- **Short exercise**
Extract the lines that carry the string "直隶任丘" from the listing.

[Data items]
__________________________________________________
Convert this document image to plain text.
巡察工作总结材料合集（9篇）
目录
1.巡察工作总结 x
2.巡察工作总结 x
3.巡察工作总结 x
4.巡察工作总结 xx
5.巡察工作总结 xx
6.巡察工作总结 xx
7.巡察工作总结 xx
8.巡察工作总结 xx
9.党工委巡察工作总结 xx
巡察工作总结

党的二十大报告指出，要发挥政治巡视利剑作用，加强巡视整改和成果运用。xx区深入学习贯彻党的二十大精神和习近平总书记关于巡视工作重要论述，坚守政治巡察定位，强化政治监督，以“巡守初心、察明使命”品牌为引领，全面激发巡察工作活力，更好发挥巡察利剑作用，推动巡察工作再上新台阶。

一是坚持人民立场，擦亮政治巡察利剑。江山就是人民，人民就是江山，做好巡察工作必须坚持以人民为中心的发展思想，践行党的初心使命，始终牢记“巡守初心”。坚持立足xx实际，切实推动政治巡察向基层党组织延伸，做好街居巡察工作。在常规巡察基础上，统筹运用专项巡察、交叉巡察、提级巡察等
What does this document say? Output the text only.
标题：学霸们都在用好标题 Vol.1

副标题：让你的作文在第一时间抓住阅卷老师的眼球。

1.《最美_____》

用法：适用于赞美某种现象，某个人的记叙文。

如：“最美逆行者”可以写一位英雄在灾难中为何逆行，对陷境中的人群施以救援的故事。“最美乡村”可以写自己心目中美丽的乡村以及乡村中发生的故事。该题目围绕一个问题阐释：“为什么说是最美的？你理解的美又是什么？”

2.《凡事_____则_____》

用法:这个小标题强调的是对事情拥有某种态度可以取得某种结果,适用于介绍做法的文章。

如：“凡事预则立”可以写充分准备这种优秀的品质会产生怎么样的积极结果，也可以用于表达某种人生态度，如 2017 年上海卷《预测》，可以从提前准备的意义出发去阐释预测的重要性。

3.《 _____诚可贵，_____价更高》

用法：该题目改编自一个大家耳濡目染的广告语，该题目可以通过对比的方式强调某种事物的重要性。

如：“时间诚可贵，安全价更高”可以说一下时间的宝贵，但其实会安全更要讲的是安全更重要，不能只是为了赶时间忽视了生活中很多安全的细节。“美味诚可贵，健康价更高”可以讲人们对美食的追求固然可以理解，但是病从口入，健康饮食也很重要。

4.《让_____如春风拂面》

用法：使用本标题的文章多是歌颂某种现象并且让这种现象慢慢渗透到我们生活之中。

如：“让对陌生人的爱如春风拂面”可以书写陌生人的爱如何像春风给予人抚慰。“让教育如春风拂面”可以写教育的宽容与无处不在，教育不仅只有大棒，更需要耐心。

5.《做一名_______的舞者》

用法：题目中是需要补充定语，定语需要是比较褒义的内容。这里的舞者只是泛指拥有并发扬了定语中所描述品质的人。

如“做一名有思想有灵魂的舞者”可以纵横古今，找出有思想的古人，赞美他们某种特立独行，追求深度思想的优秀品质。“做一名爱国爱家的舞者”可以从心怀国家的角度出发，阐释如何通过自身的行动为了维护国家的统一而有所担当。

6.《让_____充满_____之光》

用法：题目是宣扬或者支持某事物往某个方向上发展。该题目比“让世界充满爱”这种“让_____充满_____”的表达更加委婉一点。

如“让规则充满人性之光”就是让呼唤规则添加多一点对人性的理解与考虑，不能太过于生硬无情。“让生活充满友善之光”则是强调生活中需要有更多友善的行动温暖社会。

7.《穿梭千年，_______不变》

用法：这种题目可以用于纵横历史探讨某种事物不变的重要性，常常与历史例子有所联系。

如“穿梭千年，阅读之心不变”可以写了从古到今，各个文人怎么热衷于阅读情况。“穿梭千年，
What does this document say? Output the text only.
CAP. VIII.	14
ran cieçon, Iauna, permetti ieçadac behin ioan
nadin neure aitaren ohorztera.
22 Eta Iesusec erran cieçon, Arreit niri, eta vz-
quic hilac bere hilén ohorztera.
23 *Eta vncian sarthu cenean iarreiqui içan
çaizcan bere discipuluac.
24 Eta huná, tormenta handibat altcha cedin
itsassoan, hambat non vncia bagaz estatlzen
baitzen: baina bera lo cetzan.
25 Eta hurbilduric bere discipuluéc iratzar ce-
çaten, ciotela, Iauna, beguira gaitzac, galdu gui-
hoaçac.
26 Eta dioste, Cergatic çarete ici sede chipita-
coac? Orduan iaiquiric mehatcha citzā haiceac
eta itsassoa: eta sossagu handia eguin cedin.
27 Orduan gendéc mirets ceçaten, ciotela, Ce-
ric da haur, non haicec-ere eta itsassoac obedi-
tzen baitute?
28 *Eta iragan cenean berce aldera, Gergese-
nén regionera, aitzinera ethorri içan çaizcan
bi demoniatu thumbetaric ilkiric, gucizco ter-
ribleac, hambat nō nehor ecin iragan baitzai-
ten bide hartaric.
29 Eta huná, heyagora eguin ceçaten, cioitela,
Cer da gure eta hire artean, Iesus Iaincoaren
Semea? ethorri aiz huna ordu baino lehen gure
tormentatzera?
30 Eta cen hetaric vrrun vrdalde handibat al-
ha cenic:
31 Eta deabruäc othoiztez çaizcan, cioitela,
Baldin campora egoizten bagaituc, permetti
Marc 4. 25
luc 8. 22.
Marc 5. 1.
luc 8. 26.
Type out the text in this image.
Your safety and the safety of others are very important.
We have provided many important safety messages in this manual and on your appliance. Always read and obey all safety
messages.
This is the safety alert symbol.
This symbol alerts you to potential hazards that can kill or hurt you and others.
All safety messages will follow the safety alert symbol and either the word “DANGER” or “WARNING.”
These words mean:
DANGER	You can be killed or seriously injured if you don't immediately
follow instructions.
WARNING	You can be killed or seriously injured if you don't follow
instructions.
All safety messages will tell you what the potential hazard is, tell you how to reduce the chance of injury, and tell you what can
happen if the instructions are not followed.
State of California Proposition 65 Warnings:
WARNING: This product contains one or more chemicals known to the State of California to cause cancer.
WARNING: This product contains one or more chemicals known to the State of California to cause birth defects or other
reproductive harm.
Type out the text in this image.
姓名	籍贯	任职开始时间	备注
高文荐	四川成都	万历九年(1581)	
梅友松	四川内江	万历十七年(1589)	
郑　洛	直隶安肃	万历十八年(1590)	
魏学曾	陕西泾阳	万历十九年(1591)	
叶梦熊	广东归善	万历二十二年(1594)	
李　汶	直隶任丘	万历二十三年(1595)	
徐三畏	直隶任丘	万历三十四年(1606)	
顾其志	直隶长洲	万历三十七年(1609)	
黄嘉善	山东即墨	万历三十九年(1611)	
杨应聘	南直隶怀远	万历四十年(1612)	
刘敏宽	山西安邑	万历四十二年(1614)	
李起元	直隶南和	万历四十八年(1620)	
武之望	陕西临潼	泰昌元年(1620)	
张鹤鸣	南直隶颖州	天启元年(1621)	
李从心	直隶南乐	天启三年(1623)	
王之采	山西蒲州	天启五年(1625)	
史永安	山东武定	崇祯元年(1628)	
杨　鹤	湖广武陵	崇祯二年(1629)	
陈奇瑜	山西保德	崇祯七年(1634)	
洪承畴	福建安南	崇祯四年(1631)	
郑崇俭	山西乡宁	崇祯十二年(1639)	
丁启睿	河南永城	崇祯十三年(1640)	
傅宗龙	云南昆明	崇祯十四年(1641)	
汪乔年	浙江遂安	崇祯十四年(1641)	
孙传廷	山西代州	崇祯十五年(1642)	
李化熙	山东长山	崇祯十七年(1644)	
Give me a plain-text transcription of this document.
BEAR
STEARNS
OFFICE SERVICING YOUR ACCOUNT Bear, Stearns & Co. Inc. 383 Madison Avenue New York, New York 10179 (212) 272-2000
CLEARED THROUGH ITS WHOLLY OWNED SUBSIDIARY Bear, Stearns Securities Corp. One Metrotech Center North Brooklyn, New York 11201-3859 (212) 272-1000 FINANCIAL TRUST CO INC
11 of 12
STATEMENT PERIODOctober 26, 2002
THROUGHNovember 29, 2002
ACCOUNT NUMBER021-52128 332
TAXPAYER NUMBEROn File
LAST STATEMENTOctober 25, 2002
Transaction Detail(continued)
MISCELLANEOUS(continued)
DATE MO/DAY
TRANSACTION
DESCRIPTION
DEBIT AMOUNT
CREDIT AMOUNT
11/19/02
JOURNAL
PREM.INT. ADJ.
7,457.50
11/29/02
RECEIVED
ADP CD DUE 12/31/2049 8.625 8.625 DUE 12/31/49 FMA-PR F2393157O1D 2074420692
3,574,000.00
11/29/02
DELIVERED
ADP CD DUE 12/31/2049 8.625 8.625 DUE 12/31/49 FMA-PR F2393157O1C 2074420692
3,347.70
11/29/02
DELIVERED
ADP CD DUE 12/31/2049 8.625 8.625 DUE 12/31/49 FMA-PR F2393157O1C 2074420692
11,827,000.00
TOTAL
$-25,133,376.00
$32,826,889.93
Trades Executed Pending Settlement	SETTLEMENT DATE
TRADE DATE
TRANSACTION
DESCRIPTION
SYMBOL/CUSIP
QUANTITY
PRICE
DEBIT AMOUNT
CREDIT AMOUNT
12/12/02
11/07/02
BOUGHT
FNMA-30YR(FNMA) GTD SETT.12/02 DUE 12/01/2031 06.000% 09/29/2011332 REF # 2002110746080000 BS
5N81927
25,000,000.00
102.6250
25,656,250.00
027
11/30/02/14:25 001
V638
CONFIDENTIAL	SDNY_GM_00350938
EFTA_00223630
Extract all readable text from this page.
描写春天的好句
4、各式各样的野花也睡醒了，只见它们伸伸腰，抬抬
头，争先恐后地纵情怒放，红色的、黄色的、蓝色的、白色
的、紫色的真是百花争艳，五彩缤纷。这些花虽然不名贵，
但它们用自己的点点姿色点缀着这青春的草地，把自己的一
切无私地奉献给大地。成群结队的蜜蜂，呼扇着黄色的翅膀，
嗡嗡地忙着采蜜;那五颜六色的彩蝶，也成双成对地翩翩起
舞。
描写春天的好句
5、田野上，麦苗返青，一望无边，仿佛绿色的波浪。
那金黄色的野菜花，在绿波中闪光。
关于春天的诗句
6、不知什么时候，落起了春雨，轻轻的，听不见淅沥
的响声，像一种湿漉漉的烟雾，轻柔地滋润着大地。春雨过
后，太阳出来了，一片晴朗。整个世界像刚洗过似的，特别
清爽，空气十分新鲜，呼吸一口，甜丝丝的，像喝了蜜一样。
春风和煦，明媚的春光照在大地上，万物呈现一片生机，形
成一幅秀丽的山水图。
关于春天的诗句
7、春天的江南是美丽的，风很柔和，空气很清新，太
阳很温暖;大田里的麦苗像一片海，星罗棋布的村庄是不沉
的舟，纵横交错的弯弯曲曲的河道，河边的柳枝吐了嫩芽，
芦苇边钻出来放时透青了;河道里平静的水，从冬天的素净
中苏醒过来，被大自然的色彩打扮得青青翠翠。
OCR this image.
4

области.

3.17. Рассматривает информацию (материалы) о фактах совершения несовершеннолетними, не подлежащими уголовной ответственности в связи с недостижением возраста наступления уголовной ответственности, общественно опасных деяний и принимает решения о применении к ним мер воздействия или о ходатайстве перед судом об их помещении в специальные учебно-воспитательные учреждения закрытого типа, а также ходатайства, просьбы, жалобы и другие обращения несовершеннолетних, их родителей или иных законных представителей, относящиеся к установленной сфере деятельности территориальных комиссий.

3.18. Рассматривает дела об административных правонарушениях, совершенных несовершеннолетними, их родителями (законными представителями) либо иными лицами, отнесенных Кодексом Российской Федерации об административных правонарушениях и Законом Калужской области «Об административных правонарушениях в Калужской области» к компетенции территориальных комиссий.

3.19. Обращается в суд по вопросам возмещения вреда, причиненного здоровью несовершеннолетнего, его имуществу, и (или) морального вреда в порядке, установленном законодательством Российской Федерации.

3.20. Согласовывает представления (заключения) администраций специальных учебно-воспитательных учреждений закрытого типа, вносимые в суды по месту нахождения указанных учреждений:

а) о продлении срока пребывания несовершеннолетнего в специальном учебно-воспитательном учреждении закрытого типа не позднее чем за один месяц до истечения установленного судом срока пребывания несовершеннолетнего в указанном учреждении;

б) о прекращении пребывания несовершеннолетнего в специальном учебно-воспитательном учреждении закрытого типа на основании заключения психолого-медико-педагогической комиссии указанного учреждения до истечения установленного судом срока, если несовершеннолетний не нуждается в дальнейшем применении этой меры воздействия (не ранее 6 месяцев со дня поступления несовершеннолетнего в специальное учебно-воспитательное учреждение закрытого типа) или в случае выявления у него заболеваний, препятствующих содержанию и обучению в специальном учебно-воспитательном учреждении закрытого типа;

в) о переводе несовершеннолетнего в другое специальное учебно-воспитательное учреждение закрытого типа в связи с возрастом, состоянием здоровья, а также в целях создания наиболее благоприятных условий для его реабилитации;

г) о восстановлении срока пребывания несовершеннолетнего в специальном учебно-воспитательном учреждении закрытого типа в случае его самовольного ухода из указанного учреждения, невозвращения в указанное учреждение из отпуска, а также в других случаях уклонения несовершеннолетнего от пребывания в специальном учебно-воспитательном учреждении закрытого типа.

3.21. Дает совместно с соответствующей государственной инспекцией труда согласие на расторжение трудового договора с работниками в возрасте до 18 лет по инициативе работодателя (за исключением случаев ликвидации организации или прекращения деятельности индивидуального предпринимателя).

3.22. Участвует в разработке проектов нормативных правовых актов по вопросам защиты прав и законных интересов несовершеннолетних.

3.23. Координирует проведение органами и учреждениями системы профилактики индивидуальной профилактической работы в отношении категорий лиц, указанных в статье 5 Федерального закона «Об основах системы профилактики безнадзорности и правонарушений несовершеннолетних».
__________________________________________________
- **Answer to the problem**
李　汶	直隶任丘	万历二十三年(1595)	
徐三畏	直隶任丘	万历三十四年(1606)	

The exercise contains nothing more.